Among the lines below, list those containing the string "PROJEKTU".

┄┄┄┄┄┄

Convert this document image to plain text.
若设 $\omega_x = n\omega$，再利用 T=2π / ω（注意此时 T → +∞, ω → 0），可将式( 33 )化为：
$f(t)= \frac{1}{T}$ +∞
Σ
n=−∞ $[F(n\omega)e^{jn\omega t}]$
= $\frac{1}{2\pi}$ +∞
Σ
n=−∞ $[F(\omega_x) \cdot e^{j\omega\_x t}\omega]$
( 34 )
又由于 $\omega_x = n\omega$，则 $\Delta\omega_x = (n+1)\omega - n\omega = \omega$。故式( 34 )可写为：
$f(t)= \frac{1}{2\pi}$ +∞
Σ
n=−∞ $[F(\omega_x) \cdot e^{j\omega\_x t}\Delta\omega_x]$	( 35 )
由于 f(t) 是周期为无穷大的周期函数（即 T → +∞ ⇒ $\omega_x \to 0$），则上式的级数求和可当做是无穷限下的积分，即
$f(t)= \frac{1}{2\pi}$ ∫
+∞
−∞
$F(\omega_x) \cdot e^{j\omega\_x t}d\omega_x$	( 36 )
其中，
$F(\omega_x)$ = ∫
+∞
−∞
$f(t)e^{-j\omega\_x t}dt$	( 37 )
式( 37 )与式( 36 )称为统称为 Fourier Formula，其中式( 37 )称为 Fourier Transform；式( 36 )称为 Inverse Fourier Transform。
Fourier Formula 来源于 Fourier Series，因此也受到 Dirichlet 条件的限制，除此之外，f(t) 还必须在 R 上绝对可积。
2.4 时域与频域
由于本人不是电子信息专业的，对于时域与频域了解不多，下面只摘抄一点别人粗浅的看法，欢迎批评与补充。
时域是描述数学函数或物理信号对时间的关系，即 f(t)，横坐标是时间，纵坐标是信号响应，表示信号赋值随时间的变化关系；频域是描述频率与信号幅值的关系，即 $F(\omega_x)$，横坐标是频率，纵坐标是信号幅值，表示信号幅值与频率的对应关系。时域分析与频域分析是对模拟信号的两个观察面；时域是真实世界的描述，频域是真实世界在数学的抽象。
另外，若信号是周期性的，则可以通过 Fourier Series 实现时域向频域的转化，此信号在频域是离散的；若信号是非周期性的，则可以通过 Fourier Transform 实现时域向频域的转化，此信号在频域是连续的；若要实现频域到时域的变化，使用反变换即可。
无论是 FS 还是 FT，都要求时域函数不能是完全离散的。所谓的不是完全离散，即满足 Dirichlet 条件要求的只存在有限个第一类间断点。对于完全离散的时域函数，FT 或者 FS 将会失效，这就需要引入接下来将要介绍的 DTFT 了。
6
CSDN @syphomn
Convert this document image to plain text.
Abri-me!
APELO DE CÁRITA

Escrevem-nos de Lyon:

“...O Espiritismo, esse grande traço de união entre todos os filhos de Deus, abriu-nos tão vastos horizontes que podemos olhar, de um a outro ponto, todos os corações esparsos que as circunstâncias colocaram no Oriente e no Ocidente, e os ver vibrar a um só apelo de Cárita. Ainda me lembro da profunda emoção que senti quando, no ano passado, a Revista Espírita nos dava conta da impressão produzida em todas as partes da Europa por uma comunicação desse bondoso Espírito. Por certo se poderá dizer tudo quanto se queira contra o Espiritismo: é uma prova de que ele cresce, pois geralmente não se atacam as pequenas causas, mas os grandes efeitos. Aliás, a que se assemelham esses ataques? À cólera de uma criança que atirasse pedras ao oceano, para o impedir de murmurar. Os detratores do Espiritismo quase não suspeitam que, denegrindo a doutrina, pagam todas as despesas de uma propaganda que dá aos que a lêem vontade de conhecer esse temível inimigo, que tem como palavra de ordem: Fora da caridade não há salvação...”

┄┄┄┄┄┄

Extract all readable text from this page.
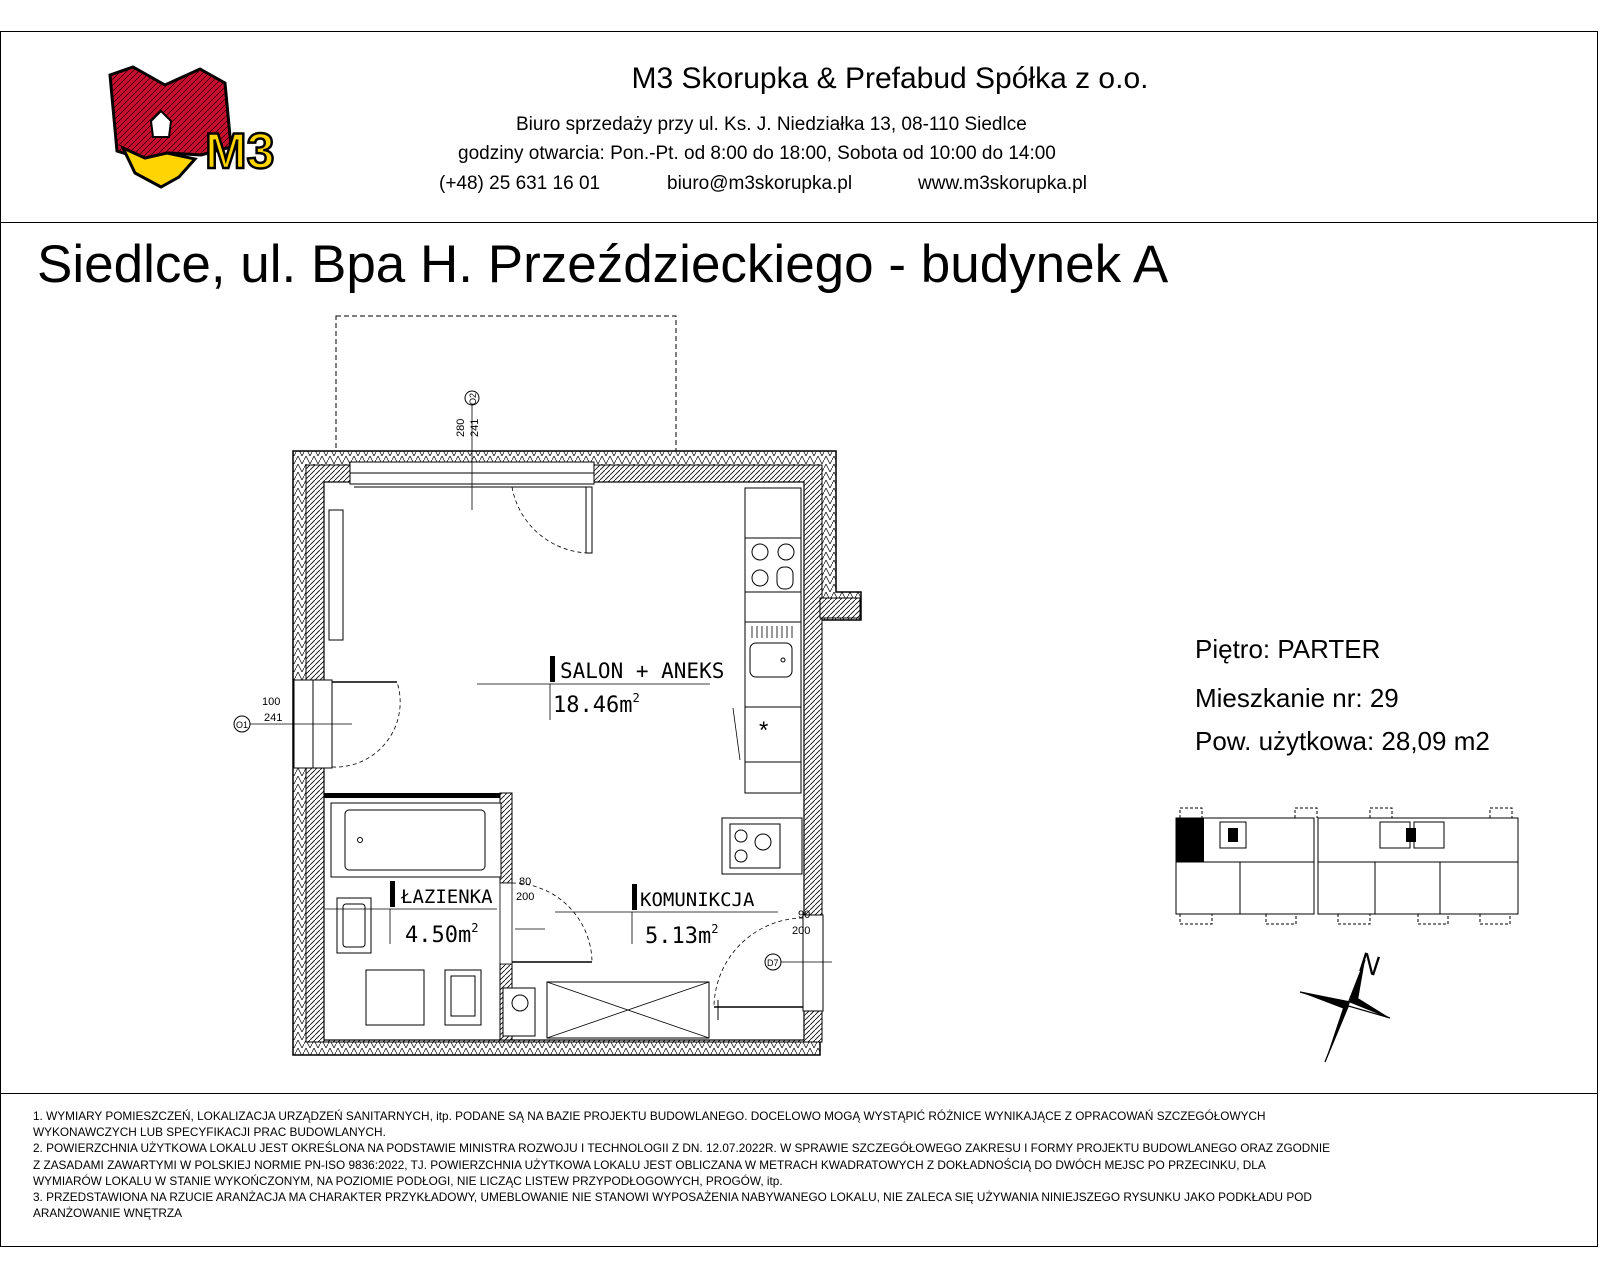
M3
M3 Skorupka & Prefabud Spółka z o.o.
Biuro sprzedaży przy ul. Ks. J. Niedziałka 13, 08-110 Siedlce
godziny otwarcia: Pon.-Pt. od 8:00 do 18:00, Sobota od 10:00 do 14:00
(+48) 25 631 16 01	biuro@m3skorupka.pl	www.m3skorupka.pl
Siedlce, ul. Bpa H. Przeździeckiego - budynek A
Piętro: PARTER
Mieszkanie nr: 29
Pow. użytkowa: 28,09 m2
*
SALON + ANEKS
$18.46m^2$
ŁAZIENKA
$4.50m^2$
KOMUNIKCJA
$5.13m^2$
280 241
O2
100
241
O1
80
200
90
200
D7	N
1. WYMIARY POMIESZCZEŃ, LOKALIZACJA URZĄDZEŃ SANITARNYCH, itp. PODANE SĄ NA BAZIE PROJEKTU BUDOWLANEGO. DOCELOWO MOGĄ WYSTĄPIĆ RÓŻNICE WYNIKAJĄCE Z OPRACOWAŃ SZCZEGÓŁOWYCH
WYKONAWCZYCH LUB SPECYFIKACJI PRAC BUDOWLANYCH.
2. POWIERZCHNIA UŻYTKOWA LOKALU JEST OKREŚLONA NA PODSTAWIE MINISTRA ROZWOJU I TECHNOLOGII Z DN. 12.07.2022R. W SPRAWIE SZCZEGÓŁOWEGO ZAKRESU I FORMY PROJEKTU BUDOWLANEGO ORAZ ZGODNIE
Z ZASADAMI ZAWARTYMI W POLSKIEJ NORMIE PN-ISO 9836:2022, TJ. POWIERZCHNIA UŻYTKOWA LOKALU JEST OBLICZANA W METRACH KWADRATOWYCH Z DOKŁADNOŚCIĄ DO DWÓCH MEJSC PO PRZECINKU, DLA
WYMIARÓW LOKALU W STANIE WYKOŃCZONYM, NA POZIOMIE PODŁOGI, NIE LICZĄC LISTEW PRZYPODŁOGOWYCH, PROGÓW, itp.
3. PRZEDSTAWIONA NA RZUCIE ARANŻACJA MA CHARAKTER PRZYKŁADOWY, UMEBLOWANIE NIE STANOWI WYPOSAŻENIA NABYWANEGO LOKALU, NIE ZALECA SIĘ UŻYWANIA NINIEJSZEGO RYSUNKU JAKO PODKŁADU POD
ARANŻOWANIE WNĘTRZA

┄┄┄┄┄┄

**In response:**
1. WYMIARY POMIESZCZEŃ, LOKALIZACJA URZĄDZEŃ SANITARNYCH, itp. PODANE SĄ NA BAZIE PROJEKTU BUDOWLANEGO. DOCELOWO MOGĄ WYSTĄPIĆ RÓŻNICE WYNIKAJĄCE Z OPRACOWAŃ SZCZEGÓŁOWYCH
2. POWIERZCHNIA UŻYTKOWA LOKALU JEST OKREŚLONA NA PODSTAWIE MINISTRA ROZWOJU I TECHNOLOGII Z DN. 12.07.2022R. W SPRAWIE SZCZEGÓŁOWEGO ZAKRESU I FORMY PROJEKTU BUDOWLANEGO ORAZ ZGODNIE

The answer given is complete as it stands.